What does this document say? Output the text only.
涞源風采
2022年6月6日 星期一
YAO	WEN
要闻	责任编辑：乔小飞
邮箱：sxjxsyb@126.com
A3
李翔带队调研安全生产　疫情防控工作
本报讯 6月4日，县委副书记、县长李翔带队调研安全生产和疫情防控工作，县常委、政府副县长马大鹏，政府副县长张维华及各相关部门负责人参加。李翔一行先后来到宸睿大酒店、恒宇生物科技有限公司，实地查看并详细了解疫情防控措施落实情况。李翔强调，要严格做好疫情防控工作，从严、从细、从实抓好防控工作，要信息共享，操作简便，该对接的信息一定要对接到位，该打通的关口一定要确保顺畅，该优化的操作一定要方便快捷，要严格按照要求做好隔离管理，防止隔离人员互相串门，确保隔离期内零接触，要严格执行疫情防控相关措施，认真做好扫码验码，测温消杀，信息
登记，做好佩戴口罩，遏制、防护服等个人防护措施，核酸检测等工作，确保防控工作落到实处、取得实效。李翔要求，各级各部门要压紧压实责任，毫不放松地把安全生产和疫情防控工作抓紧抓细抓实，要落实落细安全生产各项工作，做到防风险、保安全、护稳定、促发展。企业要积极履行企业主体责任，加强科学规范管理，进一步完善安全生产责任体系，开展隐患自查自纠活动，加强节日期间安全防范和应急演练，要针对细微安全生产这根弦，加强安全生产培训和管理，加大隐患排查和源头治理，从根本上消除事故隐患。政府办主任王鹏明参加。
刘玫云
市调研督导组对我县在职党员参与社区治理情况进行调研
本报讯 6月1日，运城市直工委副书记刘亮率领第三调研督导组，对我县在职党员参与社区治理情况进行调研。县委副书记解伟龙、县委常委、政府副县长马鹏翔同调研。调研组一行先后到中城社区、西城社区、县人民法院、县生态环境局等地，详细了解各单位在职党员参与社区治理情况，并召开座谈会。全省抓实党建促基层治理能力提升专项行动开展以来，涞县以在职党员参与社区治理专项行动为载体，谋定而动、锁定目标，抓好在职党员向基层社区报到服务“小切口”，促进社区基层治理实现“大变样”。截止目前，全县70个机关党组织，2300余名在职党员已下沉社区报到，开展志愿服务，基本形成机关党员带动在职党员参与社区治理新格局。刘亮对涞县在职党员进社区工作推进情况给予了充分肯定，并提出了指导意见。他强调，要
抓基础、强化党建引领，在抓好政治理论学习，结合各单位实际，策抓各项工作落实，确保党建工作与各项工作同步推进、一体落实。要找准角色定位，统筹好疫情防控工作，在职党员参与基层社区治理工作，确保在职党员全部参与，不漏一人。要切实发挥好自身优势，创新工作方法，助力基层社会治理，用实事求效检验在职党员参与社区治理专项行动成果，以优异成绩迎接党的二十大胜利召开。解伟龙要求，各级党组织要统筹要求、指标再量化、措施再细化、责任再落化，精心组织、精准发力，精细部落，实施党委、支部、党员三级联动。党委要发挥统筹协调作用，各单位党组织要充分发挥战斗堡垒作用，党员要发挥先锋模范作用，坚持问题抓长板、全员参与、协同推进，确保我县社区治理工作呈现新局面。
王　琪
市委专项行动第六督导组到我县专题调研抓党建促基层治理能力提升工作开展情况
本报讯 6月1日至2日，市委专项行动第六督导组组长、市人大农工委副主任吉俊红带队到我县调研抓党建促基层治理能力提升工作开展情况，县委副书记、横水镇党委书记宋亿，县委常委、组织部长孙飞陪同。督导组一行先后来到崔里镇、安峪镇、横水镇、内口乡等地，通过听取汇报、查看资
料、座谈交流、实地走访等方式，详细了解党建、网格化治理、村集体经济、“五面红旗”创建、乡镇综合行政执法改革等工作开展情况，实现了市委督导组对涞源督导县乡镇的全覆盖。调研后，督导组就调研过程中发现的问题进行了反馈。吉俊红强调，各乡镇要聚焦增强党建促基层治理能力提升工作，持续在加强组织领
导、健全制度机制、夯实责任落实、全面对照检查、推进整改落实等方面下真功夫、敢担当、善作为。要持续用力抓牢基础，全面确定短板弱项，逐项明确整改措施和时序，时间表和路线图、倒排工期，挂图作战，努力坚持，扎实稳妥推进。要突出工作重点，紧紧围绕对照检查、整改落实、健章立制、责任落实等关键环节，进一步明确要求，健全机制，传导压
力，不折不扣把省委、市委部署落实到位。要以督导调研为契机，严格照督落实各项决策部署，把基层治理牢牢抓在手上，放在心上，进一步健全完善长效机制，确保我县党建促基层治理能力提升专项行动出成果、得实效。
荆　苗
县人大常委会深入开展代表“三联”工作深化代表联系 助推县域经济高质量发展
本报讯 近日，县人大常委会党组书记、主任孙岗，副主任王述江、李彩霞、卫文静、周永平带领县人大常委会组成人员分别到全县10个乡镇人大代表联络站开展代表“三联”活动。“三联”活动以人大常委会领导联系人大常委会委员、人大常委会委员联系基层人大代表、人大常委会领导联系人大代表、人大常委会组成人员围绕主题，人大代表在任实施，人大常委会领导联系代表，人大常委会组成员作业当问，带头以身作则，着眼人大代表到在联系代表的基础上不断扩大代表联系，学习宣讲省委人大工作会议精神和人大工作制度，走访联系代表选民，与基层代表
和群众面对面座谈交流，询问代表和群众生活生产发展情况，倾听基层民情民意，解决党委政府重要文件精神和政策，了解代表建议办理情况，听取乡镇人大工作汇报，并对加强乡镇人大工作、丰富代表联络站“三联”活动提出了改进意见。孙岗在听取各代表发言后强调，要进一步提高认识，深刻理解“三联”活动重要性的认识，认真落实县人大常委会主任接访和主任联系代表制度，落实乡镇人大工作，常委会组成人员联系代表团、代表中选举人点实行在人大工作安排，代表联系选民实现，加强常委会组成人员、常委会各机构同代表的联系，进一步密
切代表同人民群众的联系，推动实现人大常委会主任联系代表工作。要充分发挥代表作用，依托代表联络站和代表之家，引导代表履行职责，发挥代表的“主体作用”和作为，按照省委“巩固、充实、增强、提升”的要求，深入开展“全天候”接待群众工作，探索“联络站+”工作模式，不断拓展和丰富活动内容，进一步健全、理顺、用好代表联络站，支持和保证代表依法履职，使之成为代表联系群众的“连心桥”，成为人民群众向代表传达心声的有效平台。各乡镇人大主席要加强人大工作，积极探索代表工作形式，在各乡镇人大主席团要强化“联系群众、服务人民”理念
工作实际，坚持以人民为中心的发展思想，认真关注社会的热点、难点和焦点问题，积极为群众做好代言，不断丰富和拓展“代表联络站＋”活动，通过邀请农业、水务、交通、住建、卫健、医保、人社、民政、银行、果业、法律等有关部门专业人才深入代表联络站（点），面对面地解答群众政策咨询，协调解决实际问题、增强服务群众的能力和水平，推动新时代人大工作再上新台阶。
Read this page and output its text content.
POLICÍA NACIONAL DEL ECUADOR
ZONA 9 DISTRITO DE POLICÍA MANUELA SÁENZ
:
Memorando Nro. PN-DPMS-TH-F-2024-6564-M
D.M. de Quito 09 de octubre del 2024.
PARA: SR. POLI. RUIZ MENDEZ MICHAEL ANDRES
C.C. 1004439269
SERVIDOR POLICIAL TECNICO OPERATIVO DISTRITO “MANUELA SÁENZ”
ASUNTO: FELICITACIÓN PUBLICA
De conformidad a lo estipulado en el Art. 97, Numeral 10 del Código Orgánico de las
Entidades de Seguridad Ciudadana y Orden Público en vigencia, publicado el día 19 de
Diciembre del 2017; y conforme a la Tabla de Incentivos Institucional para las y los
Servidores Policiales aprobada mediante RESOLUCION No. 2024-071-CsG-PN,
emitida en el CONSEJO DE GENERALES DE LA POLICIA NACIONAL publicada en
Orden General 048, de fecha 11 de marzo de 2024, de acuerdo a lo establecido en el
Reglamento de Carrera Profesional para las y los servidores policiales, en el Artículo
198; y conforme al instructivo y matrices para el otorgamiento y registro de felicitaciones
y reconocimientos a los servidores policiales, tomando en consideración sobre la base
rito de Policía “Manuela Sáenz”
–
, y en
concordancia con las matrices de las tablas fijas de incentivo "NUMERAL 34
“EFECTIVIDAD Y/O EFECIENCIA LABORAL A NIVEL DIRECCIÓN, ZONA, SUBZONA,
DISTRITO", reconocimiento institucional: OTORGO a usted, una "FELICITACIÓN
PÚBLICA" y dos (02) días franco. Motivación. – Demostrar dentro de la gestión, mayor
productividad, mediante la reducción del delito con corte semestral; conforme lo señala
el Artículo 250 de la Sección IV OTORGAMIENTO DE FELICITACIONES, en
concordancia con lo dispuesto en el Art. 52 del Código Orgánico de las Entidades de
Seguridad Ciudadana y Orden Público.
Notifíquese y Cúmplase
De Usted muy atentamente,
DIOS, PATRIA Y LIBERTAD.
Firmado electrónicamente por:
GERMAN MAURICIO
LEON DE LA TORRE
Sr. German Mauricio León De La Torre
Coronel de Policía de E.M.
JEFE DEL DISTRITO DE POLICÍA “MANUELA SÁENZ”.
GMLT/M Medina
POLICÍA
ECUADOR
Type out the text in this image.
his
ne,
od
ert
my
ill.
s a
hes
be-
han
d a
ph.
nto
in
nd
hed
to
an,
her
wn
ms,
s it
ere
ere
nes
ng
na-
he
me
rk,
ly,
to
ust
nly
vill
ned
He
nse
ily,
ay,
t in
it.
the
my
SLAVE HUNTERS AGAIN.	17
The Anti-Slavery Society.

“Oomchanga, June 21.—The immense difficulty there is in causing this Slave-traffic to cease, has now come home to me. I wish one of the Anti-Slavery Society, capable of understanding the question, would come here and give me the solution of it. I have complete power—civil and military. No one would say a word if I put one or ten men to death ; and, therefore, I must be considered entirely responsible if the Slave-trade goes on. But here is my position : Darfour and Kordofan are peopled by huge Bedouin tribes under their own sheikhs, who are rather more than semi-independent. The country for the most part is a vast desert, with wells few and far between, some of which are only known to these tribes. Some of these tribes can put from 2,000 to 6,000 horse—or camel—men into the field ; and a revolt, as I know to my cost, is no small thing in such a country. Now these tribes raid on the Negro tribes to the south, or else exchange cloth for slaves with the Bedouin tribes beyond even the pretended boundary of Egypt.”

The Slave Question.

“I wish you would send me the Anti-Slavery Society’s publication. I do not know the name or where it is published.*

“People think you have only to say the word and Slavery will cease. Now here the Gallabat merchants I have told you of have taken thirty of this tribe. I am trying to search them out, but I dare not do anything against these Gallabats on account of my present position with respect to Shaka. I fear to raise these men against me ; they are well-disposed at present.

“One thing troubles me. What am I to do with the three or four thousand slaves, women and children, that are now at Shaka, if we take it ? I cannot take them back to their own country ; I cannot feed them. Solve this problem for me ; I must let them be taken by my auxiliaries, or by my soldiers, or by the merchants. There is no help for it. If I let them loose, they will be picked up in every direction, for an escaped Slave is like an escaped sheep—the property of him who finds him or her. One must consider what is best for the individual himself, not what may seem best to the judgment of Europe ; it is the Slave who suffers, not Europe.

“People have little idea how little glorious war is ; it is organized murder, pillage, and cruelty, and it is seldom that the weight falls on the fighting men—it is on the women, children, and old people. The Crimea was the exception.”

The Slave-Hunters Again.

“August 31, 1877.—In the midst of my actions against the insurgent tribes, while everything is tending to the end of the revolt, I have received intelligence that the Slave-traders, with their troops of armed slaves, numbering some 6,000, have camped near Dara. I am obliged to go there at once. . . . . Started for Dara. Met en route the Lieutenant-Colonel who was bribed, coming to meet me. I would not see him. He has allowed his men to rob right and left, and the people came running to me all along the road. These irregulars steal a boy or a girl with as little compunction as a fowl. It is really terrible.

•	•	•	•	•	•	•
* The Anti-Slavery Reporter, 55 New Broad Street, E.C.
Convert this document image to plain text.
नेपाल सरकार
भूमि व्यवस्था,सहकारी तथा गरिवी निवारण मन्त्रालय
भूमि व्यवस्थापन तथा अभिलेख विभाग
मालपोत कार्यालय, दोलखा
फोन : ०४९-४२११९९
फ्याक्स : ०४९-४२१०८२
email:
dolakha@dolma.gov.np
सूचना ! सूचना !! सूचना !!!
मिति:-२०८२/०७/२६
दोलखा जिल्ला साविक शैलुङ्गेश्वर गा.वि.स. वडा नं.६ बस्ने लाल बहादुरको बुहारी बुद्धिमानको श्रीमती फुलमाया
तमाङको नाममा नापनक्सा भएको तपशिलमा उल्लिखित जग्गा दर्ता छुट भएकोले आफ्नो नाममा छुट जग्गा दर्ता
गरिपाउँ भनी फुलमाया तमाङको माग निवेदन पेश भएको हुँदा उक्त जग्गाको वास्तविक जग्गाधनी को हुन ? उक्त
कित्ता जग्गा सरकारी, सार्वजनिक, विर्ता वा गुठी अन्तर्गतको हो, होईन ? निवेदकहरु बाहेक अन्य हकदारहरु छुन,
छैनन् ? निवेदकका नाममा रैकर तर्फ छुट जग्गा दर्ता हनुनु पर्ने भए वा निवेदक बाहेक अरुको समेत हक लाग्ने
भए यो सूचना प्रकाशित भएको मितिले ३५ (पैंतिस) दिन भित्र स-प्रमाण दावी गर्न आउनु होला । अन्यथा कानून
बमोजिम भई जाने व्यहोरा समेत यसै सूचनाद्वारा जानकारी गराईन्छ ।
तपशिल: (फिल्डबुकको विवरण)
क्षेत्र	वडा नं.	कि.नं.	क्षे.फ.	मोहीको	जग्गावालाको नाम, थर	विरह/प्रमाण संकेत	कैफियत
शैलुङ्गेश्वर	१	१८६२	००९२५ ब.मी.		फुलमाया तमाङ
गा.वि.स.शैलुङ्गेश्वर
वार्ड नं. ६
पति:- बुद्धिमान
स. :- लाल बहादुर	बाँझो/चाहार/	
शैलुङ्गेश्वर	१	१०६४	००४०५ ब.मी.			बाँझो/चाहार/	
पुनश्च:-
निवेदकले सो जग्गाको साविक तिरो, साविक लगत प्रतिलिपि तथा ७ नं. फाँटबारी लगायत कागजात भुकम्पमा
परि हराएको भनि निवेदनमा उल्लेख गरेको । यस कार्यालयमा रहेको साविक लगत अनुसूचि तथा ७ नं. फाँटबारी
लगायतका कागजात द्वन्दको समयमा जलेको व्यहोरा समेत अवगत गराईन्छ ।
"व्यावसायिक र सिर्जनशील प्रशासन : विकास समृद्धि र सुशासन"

================

## Given request
Return from the data every line that holds "Shaka".

## Exercise result
“People think you have only to say the word and Slavery will cease. Now here the Gallabat merchants I have told you of have taken thirty of this tribe. I am trying to search them out, but I dare not do anything against these Gallabats on account of my present position with respect to Shaka. I fear to raise these men against me ; they are well-disposed at present.
“One thing troubles me. What am I to do with the three or four thousand slaves, women and children, that are now at Shaka, if we take it ? I cannot take them back to their own country ; I cannot feed them. Solve this problem for me ; I must let them be taken by my auxiliaries, or by my soldiers, or by the merchants. There is no help for it. If I let them loose, they will be picked up in every direction, for an escaped Slave is like an escaped sheep—the property of him who finds him or her. One must consider what is best for the individual himself, not what may seem best to the judgment of Europe ; it is the Slave who suffers, not Europe.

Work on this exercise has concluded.